### Source data:
#####
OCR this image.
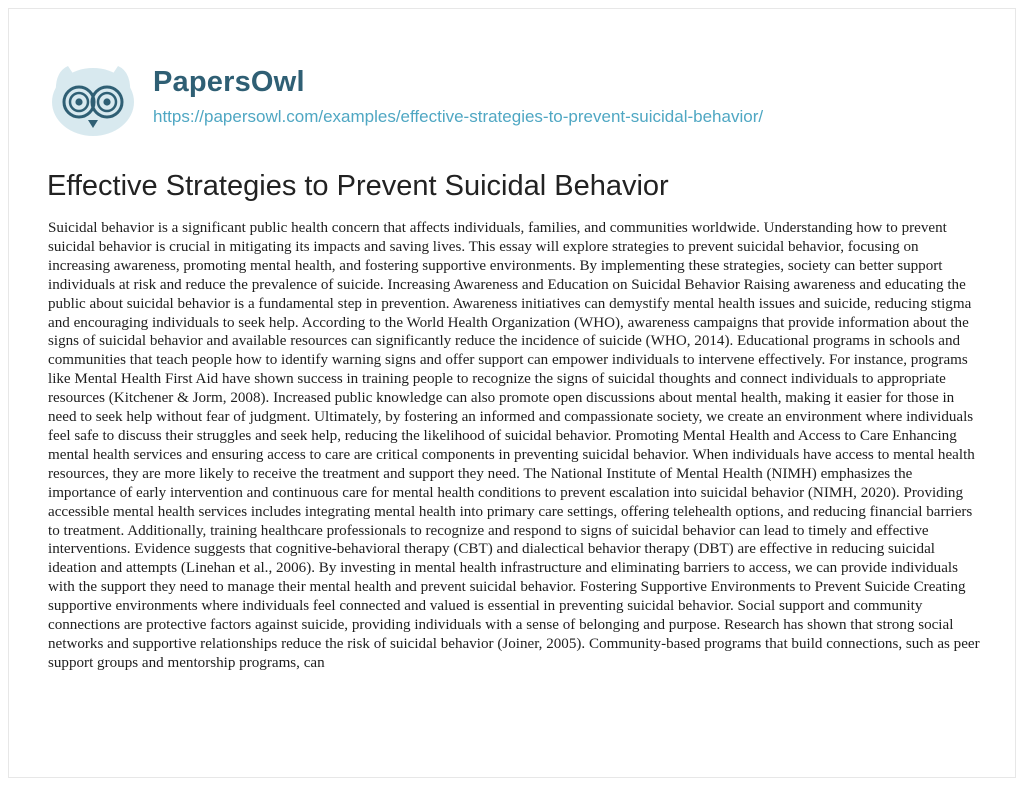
PapersOwl
https://papersowl.com/examples/effective-strategies-to-prevent-suicidal-behavior/
Effective Strategies to Prevent Suicidal Behavior

Suicidal behavior is a significant public health concern that affects individuals, families, and communities worldwide. Understanding how to prevent suicidal behavior is crucial in mitigating its impacts and saving lives. This essay will explore strategies to prevent suicidal behavior, focusing on increasing awareness, promoting mental health, and fostering supportive environments. By implementing these strategies, society can better support individuals at risk and reduce the prevalence of suicide. Increasing Awareness and Education on Suicidal Behavior Raising awareness and educating the public about suicidal behavior is a fundamental step in prevention. Awareness initiatives can demystify mental health issues and suicide, reducing stigma and encouraging individuals to seek help. According to the World Health Organization (WHO), awareness campaigns that provide information about the signs of suicidal behavior and available resources can significantly reduce the incidence of suicide (WHO, 2014). Educational programs in schools and communities that teach people how to identify warning signs and offer support can empower individuals to intervene effectively. For instance, programs like Mental Health First Aid have shown success in training people to recognize the signs of suicidal thoughts and connect individuals to appropriate resources (Kitchener & Jorm, 2008). Increased public knowledge can also promote open discussions about mental health, making it easier for those in need to seek help without fear of judgment. Ultimately, by fostering an informed and compassionate society, we create an environment where individuals feel safe to discuss their struggles and seek help, reducing the likelihood of suicidal behavior. Promoting Mental Health and Access to Care Enhancing mental health services and ensuring access to care are critical components in preventing suicidal behavior. When individuals have access to mental health resources, they are more likely to receive the treatment and support they need. The National Institute of Mental Health (NIMH) emphasizes the importance of early intervention and continuous care for mental health conditions to prevent escalation into suicidal behavior (NIMH, 2020). Providing accessible mental health services includes integrating mental health into primary care settings, offering telehealth options, and reducing financial barriers to treatment. Additionally, training healthcare professionals to recognize and respond to signs of suicidal behavior can lead to timely and effective interventions. Evidence suggests that cognitive-behavioral therapy (CBT) and dialectical behavior therapy (DBT) are effective in reducing suicidal ideation and attempts (Linehan et al., 2006). By investing in mental health infrastructure and eliminating barriers to access, we can provide individuals with the support they need to manage their mental health and prevent suicidal behavior. Fostering Supportive Environments to Prevent Suicide Creating supportive environments where individuals feel connected and valued is essential in preventing suicidal behavior. Social support and community connections are protective factors against suicide, providing individuals with a sense of belonging and purpose. Research has shown that strong social networks and supportive relationships reduce the risk of suicidal behavior (Joiner, 2005). Community-based programs that build connections, such as peer support groups and mentorship programs, can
#####
### Goal of the exercise:
Take the entries shown above and quote them verbatim, passing over the pictures.

### Response to the exercise:
OCR this image.
PapersOwl
https://papersowl.com/examples/effective-strategies-to-prevent-suicidal-behavior/
Effective Strategies to Prevent Suicidal Behavior

Suicidal behavior is a significant public health concern that affects individuals, families, and communities worldwide. Understanding how to prevent suicidal behavior is crucial in mitigating its impacts and saving lives. This essay will explore strategies to prevent suicidal behavior, focusing on increasing awareness, promoting mental health, and fostering supportive environments. By implementing these strategies, society can better support individuals at risk and reduce the prevalence of suicide. Increasing Awareness and Education on Suicidal Behavior Raising awareness and educating the public about suicidal behavior is a fundamental step in prevention. Awareness initiatives can demystify mental health issues and suicide, reducing stigma and encouraging individuals to seek help. According to the World Health Organization (WHO), awareness campaigns that provide information about the signs of suicidal behavior and available resources can significantly reduce the incidence of suicide (WHO, 2014). Educational programs in schools and communities that teach people how to identify warning signs and offer support can empower individuals to intervene effectively. For instance, programs like Mental Health First Aid have shown success in training people to recognize the signs of suicidal thoughts and connect individuals to appropriate resources (Kitchener & Jorm, 2008). Increased public knowledge can also promote open discussions about mental health, making it easier for those in need to seek help without fear of judgment. Ultimately, by fostering an informed and compassionate society, we create an environment where individuals feel safe to discuss their struggles and seek help, reducing the likelihood of suicidal behavior. Promoting Mental Health and Access to Care Enhancing mental health services and ensuring access to care are critical components in preventing suicidal behavior. When individuals have access to mental health resources, they are more likely to receive the treatment and support they need. The National Institute of Mental Health (NIMH) emphasizes the importance of early intervention and continuous care for mental health conditions to prevent escalation into suicidal behavior (NIMH, 2020). Providing accessible mental health services includes integrating mental health into primary care settings, offering telehealth options, and reducing financial barriers to treatment. Additionally, training healthcare professionals to recognize and respond to signs of suicidal behavior can lead to timely and effective interventions. Evidence suggests that cognitive-behavioral therapy (CBT) and dialectical behavior therapy (DBT) are effective in reducing suicidal ideation and attempts (Linehan et al., 2006). By investing in mental health infrastructure and eliminating barriers to access, we can provide individuals with the support they need to manage their mental health and prevent suicidal behavior. Fostering Supportive Environments to Prevent Suicide Creating supportive environments where individuals feel connected and valued is essential in preventing suicidal behavior. Social support and community connections are protective factors against suicide, providing individuals with a sense of belonging and purpose. Research has shown that strong social networks and supportive relationships reduce the risk of suicidal behavior (Joiner, 2005). Community-based programs that build connections, such as peer support groups and mentorship programs, can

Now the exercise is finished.